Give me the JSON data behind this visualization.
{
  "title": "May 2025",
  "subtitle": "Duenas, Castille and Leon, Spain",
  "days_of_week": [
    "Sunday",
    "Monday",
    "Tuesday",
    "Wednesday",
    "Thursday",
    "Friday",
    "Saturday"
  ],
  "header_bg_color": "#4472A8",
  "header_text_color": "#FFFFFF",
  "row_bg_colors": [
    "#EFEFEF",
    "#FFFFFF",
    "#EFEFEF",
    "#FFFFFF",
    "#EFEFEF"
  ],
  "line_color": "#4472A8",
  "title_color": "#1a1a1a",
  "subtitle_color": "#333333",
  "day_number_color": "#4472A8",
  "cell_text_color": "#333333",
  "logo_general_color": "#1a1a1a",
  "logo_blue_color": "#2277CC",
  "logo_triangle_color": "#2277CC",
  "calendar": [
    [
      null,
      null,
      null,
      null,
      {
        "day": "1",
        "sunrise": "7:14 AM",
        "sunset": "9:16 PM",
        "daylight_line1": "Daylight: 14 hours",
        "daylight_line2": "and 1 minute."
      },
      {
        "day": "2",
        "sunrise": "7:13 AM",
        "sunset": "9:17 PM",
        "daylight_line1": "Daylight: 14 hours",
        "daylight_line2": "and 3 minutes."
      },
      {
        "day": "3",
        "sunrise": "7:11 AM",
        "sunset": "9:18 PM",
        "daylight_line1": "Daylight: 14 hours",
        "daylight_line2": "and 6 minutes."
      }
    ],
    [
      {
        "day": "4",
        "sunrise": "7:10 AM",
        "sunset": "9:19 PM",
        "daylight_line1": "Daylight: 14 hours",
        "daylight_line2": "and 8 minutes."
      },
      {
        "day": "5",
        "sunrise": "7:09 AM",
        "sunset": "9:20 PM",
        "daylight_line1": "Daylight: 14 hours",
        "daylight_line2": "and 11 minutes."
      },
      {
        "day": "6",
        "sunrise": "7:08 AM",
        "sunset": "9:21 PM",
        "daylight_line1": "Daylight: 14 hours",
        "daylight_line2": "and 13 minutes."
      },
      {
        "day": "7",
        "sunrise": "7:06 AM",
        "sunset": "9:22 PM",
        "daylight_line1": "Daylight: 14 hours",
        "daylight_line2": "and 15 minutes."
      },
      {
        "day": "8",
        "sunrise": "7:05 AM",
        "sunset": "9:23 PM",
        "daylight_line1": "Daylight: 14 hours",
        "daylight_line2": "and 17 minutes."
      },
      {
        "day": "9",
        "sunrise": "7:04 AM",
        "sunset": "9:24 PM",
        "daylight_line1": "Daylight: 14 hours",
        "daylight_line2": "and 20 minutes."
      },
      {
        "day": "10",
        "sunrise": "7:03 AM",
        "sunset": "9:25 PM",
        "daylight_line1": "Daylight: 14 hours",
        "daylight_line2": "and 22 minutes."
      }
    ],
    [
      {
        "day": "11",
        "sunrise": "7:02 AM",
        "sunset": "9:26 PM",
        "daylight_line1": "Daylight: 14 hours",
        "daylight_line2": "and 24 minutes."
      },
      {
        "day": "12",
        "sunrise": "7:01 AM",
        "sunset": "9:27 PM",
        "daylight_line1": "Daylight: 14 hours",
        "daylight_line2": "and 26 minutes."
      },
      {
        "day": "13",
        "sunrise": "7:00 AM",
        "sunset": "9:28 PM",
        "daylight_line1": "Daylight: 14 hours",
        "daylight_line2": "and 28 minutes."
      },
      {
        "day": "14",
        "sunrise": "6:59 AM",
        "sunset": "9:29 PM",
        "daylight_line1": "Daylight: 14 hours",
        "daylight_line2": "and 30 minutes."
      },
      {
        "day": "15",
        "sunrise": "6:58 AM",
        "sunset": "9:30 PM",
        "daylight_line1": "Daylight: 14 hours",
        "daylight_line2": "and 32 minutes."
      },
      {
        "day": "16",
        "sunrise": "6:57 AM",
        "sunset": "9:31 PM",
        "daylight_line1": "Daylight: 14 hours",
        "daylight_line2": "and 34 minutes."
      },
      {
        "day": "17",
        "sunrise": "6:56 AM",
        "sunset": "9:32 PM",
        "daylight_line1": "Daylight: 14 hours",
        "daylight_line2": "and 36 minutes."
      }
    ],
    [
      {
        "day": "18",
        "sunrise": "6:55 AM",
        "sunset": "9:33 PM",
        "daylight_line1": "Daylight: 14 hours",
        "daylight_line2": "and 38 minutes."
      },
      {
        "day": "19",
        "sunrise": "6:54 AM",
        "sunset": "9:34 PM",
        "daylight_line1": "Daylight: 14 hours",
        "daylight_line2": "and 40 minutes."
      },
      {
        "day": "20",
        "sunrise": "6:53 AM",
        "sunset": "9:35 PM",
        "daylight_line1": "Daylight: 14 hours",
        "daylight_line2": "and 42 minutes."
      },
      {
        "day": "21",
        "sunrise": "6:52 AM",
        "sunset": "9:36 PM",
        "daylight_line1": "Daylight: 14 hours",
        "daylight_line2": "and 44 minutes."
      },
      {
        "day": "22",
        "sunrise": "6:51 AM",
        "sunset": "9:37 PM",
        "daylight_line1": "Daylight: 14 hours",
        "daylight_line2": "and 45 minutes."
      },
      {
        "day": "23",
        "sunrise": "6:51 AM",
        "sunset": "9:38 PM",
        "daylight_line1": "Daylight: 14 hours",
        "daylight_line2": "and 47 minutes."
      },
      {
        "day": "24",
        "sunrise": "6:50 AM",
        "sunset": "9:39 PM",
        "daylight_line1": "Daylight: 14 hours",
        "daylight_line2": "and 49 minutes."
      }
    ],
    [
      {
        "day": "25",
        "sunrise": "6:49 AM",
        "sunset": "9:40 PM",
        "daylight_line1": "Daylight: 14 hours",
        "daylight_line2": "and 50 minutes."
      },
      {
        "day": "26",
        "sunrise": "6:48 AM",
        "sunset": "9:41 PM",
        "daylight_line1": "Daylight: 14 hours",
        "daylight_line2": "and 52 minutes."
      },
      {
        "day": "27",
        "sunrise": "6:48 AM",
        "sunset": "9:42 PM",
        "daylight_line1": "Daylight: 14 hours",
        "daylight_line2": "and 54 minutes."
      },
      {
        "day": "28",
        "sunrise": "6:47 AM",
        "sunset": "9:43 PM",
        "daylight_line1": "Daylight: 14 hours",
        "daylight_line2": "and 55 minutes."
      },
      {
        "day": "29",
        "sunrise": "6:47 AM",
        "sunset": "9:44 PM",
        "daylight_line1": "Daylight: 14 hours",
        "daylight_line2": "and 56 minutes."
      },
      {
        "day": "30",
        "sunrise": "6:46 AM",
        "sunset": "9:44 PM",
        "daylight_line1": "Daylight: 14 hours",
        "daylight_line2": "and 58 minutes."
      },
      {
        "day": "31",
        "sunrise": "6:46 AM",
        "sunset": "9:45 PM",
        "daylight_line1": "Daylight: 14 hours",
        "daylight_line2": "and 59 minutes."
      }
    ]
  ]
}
====================
JOB> Make an exact copy of the data above.

EXPECTED ANSWER>
Give me the JSON data behind this visualization.
{
  "title": "May 2025",
  "subtitle": "Duenas, Castille and Leon, Spain",
  "days_of_week": [
    "Sunday",
    "Monday",
    "Tuesday",
    "Wednesday",
    "Thursday",
    "Friday",
    "Saturday"
  ],
  "header_bg_color": "#4472A8",
  "header_text_color": "#FFFFFF",
  "row_bg_colors": [
    "#EFEFEF",
    "#FFFFFF",
    "#EFEFEF",
    "#FFFFFF",
    "#EFEFEF"
  ],
  "line_color": "#4472A8",
  "title_color": "#1a1a1a",
  "subtitle_color": "#333333",
  "day_number_color": "#4472A8",
  "cell_text_color": "#333333",
  "logo_general_color": "#1a1a1a",
  "logo_blue_color": "#2277CC",
  "logo_triangle_color": "#2277CC",
  "calendar": [
    [
      null,
      null,
      null,
      null,
      {
        "day": "1",
        "sunrise": "7:14 AM",
        "sunset": "9:16 PM",
        "daylight_line1": "Daylight: 14 hours",
        "daylight_line2": "and 1 minute."
      },
      {
        "day": "2",
        "sunrise": "7:13 AM",
        "sunset": "9:17 PM",
        "daylight_line1": "Daylight: 14 hours",
        "daylight_line2": "and 3 minutes."
      },
      {
        "day": "3",
        "sunrise": "7:11 AM",
        "sunset": "9:18 PM",
        "daylight_line1": "Daylight: 14 hours",
        "daylight_line2": "and 6 minutes."
      }
    ],
    [
      {
        "day": "4",
        "sunrise": "7:10 AM",
        "sunset": "9:19 PM",
        "daylight_line1": "Daylight: 14 hours",
        "daylight_line2": "and 8 minutes."
      },
      {
        "day": "5",
        "sunrise": "7:09 AM",
        "sunset": "9:20 PM",
        "daylight_line1": "Daylight: 14 hours",
        "daylight_line2": "and 11 minutes."
      },
      {
        "day": "6",
        "sunrise": "7:08 AM",
        "sunset": "9:21 PM",
        "daylight_line1": "Daylight: 14 hours",
        "daylight_line2": "and 13 minutes."
      },
      {
        "day": "7",
        "sunrise": "7:06 AM",
        "sunset": "9:22 PM",
        "daylight_line1": "Daylight: 14 hours",
        "daylight_line2": "and 15 minutes."
      },
      {
        "day": "8",
        "sunrise": "7:05 AM",
        "sunset": "9:23 PM",
        "daylight_line1": "Daylight: 14 hours",
        "daylight_line2": "and 17 minutes."
      },
      {
        "day": "9",
        "sunrise": "7:04 AM",
        "sunset": "9:24 PM",
        "daylight_line1": "Daylight: 14 hours",
        "daylight_line2": "and 20 minutes."
      },
      {
        "day": "10",
        "sunrise": "7:03 AM",
        "sunset": "9:25 PM",
        "daylight_line1": "Daylight: 14 hours",
        "daylight_line2": "and 22 minutes."
      }
    ],
    [
      {
        "day": "11",
        "sunrise": "7:02 AM",
        "sunset": "9:26 PM",
        "daylight_line1": "Daylight: 14 hours",
        "daylight_line2": "and 24 minutes."
      },
      {
        "day": "12",
        "sunrise": "7:01 AM",
        "sunset": "9:27 PM",
        "daylight_line1": "Daylight: 14 hours",
        "daylight_line2": "and 26 minutes."
      },
      {
        "day": "13",
        "sunrise": "7:00 AM",
        "sunset": "9:28 PM",
        "daylight_line1": "Daylight: 14 hours",
        "daylight_line2": "and 28 minutes."
      },
      {
        "day": "14",
        "sunrise": "6:59 AM",
        "sunset": "9:29 PM",
        "daylight_line1": "Daylight: 14 hours",
        "daylight_line2": "and 30 minutes."
      },
      {
        "day": "15",
        "sunrise": "6:58 AM",
        "sunset": "9:30 PM",
        "daylight_line1": "Daylight: 14 hours",
        "daylight_line2": "and 32 minutes."
      },
      {
        "day": "16",
        "sunrise": "6:57 AM",
        "sunset": "9:31 PM",
        "daylight_line1": "Daylight: 14 hours",
        "daylight_line2": "and 34 minutes."
      },
      {
        "day": "17",
        "sunrise": "6:56 AM",
        "sunset": "9:32 PM",
        "daylight_line1": "Daylight: 14 hours",
        "daylight_line2": "and 36 minutes."
      }
    ],
    [
      {
        "day": "18",
        "sunrise": "6:55 AM",
        "sunset": "9:33 PM",
        "daylight_line1": "Daylight: 14 hours",
        "daylight_line2": "and 38 minutes."
      },
      {
        "day": "19",
        "sunrise": "6:54 AM",
        "sunset": "9:34 PM",
        "daylight_line1": "Daylight: 14 hours",
        "daylight_line2": "and 40 minutes."
      },
      {
        "day": "20",
        "sunrise": "6:53 AM",
        "sunset": "9:35 PM",
        "daylight_line1": "Daylight: 14 hours",
        "daylight_line2": "and 42 minutes."
      },
      {
        "day": "21",
        "sunrise": "6:52 AM",
        "sunset": "9:36 PM",
        "daylight_line1": "Daylight: 14 hours",
        "daylight_line2": "and 44 minutes."
      },
      {
        "day": "22",
        "sunrise": "6:51 AM",
        "sunset": "9:37 PM",
        "daylight_line1": "Daylight: 14 hours",
        "daylight_line2": "and 45 minutes."
      },
      {
        "day": "23",
        "sunrise": "6:51 AM",
        "sunset": "9:38 PM",
        "daylight_line1": "Daylight: 14 hours",
        "daylight_line2": "and 47 minutes."
      },
      {
        "day": "24",
        "sunrise": "6:50 AM",
        "sunset": "9:39 PM",
        "daylight_line1": "Daylight: 14 hours",
        "daylight_line2": "and 49 minutes."
      }
    ],
    [
      {
        "day": "25",
        "sunrise": "6:49 AM",
        "sunset": "9:40 PM",
        "daylight_line1": "Daylight: 14 hours",
        "daylight_line2": "and 50 minutes."
      },
      {
        "day": "26",
        "sunrise": "6:48 AM",
        "sunset": "9:41 PM",
        "daylight_line1": "Daylight: 14 hours",
        "daylight_line2": "and 52 minutes."
      },
      {
        "day": "27",
        "sunrise": "6:48 AM",
        "sunset": "9:42 PM",
        "daylight_line1": "Daylight: 14 hours",
        "daylight_line2": "and 54 minutes."
      },
      {
        "day": "28",
        "sunrise": "6:47 AM",
        "sunset": "9:43 PM",
        "daylight_line1": "Daylight: 14 hours",
        "daylight_line2": "and 55 minutes."
      },
      {
        "day": "29",
        "sunrise": "6:47 AM",
        "sunset": "9:44 PM",
        "daylight_line1": "Daylight: 14 hours",
        "daylight_line2": "and 56 minutes."
      },
      {
        "day": "30",
        "sunrise": "6:46 AM",
        "sunset": "9:44 PM",
        "daylight_line1": "Daylight: 14 hours",
        "daylight_line2": "and 58 minutes."
      },
      {
        "day": "31",
        "sunrise": "6:46 AM",
        "sunset": "9:45 PM",
        "daylight_line1": "Daylight: 14 hours",
        "daylight_line2": "and 59 minutes."
      }
    ]
  ]
}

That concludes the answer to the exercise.